[Entries with figure data]
==============================

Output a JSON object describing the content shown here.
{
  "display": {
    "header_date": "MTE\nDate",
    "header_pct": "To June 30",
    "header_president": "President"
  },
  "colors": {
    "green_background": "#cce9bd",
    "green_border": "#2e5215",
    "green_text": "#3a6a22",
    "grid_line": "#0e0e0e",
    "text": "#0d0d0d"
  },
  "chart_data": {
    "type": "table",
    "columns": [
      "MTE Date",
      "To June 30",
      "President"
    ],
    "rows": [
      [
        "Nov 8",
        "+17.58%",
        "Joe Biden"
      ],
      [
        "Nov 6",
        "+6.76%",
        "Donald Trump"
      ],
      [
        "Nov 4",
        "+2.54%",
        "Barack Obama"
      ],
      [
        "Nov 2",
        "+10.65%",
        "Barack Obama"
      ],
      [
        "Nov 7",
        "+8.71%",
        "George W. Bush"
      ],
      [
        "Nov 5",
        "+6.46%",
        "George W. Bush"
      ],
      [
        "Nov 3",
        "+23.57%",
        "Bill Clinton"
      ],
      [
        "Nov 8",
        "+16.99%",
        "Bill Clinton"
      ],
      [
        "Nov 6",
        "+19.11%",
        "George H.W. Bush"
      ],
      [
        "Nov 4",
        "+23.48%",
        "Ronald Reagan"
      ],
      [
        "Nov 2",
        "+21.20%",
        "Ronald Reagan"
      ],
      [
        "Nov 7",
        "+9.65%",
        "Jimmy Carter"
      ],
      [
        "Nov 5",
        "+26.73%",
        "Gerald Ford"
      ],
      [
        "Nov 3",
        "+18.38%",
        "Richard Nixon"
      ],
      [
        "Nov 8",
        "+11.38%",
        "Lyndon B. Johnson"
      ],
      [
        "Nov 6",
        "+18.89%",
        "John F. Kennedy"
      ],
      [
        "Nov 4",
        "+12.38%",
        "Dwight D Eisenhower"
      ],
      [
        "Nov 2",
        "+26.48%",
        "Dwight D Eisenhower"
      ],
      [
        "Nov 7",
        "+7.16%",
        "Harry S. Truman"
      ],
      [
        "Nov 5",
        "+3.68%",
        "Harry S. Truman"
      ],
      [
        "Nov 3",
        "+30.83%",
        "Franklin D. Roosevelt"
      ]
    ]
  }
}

==============================

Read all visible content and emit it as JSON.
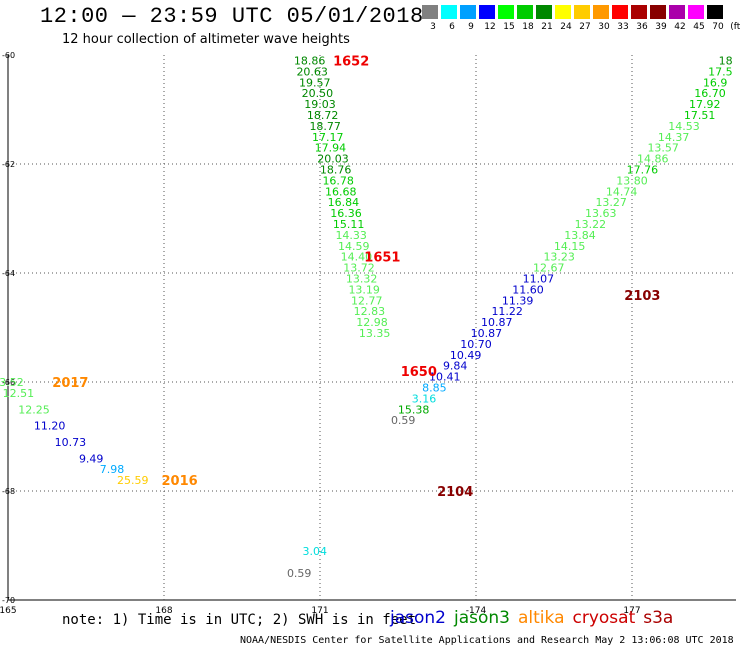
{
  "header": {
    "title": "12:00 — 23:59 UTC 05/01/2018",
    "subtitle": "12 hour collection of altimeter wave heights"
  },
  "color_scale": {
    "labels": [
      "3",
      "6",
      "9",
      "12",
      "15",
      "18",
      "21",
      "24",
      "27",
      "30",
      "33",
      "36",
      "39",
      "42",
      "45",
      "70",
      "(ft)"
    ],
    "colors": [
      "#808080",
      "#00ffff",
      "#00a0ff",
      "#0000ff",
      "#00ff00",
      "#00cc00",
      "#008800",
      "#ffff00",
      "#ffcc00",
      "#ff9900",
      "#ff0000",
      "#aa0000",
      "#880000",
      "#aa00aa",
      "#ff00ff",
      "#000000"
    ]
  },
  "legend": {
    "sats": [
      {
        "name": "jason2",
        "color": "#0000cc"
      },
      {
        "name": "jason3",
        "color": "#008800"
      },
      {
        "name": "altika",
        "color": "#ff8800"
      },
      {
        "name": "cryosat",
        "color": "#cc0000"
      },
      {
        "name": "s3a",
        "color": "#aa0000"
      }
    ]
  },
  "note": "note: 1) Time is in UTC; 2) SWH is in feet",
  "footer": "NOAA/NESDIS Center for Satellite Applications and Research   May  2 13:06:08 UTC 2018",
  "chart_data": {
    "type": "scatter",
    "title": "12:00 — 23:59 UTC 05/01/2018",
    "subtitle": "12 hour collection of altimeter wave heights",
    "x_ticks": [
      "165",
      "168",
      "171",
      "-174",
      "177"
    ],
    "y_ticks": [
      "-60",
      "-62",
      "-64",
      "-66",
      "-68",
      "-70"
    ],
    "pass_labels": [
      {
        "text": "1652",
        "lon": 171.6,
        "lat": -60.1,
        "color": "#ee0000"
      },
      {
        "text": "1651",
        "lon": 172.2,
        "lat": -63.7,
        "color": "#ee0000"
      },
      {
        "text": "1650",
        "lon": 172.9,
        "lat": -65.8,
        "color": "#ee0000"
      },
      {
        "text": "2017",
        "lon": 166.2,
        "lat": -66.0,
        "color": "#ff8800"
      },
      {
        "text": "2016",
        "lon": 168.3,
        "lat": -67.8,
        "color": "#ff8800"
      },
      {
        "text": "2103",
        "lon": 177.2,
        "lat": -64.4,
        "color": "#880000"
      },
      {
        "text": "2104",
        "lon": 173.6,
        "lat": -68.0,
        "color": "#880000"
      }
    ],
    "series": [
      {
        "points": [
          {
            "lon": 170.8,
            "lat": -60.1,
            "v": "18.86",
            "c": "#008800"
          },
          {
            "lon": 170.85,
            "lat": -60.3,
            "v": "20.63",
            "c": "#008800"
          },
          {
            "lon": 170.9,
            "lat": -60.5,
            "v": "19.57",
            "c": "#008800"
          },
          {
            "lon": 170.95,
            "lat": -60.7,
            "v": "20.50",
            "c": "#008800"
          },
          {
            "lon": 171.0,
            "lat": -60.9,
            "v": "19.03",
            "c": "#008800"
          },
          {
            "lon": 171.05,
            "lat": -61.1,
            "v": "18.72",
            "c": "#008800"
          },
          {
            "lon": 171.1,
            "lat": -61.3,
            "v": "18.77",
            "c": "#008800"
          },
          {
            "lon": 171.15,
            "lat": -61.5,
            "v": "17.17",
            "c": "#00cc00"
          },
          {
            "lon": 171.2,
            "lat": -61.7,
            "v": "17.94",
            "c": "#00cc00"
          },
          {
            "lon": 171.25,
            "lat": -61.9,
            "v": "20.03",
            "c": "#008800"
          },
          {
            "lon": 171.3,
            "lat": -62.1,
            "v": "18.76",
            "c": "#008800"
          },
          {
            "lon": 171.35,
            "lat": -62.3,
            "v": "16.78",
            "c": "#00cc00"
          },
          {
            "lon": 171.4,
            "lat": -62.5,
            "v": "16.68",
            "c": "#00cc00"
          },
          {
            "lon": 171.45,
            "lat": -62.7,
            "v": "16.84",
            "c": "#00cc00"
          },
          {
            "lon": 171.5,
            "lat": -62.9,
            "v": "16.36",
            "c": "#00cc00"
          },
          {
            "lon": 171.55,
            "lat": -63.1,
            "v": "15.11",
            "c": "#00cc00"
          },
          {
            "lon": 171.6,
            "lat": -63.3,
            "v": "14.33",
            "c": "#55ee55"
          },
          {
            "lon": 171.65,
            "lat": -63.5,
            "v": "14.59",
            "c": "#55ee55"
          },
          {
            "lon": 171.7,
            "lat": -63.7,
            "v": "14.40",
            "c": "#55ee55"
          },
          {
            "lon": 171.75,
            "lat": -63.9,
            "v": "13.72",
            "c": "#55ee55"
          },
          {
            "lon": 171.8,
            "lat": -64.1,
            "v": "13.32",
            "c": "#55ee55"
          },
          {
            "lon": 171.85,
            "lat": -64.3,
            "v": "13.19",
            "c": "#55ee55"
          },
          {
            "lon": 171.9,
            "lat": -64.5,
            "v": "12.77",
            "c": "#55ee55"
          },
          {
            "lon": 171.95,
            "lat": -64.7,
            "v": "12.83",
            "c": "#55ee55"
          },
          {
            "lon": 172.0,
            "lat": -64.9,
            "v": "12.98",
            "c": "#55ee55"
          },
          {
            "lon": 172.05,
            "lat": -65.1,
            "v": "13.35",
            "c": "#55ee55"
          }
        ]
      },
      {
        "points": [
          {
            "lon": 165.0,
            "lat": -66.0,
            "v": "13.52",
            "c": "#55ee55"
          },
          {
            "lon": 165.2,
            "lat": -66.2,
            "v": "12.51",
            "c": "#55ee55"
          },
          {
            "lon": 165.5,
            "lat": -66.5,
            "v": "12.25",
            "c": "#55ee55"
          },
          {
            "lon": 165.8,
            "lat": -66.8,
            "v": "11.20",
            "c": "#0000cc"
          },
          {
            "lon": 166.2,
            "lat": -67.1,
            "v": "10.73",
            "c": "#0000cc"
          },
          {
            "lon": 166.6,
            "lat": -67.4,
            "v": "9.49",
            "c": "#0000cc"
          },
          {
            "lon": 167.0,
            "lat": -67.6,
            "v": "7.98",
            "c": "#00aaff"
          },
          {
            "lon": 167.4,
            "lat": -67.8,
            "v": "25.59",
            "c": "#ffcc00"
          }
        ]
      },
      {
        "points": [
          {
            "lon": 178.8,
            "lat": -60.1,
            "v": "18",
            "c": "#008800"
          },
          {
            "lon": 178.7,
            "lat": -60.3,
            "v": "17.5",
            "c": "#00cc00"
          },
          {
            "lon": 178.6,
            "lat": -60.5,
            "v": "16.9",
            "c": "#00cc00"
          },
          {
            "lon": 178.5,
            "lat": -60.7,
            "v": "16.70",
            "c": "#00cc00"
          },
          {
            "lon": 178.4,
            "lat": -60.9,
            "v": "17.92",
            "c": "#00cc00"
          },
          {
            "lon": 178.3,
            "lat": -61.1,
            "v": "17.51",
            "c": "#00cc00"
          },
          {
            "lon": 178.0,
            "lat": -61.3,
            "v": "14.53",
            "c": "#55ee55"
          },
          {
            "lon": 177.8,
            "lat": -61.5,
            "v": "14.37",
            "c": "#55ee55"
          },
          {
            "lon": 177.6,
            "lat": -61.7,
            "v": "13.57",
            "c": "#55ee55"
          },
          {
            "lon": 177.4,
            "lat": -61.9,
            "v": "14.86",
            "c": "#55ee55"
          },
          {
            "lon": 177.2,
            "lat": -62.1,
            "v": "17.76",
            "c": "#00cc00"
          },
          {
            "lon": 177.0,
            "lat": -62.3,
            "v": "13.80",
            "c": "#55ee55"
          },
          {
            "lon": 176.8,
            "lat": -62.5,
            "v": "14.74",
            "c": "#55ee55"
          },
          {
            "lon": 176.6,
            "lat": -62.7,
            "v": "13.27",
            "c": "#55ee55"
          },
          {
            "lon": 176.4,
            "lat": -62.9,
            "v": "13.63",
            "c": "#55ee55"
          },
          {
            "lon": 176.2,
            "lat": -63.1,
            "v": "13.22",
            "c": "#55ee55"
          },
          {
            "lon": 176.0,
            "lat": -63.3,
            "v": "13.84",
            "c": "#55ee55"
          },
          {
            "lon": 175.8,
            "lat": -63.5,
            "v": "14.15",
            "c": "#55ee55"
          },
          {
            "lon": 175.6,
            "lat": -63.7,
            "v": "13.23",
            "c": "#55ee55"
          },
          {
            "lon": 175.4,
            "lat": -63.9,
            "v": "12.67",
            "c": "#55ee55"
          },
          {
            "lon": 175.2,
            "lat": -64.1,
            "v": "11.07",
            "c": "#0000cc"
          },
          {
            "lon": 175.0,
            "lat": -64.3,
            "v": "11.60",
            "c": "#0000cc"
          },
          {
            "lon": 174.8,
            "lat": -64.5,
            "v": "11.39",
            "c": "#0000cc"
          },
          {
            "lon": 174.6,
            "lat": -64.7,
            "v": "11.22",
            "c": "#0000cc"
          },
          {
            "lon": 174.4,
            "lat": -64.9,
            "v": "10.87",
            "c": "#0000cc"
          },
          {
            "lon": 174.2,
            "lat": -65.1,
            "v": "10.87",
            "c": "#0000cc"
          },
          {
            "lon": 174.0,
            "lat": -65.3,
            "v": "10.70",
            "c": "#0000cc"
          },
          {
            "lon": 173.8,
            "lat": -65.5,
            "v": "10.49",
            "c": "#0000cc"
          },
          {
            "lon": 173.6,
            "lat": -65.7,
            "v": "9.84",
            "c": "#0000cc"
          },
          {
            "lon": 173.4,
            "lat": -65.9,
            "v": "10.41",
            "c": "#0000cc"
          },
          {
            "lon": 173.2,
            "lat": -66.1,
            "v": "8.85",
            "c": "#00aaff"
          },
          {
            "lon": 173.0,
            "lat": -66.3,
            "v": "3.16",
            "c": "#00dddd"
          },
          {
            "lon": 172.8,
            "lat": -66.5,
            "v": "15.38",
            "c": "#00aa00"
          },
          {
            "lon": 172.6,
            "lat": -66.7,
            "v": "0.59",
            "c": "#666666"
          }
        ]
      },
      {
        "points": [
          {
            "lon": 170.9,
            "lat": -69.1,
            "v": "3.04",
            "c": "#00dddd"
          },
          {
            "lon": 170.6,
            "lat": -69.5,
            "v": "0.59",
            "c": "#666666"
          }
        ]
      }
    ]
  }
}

==============================

= Requirement =
Each line that contains the word "wave" counts toward the total; give only that total.

= Solution to this task =
2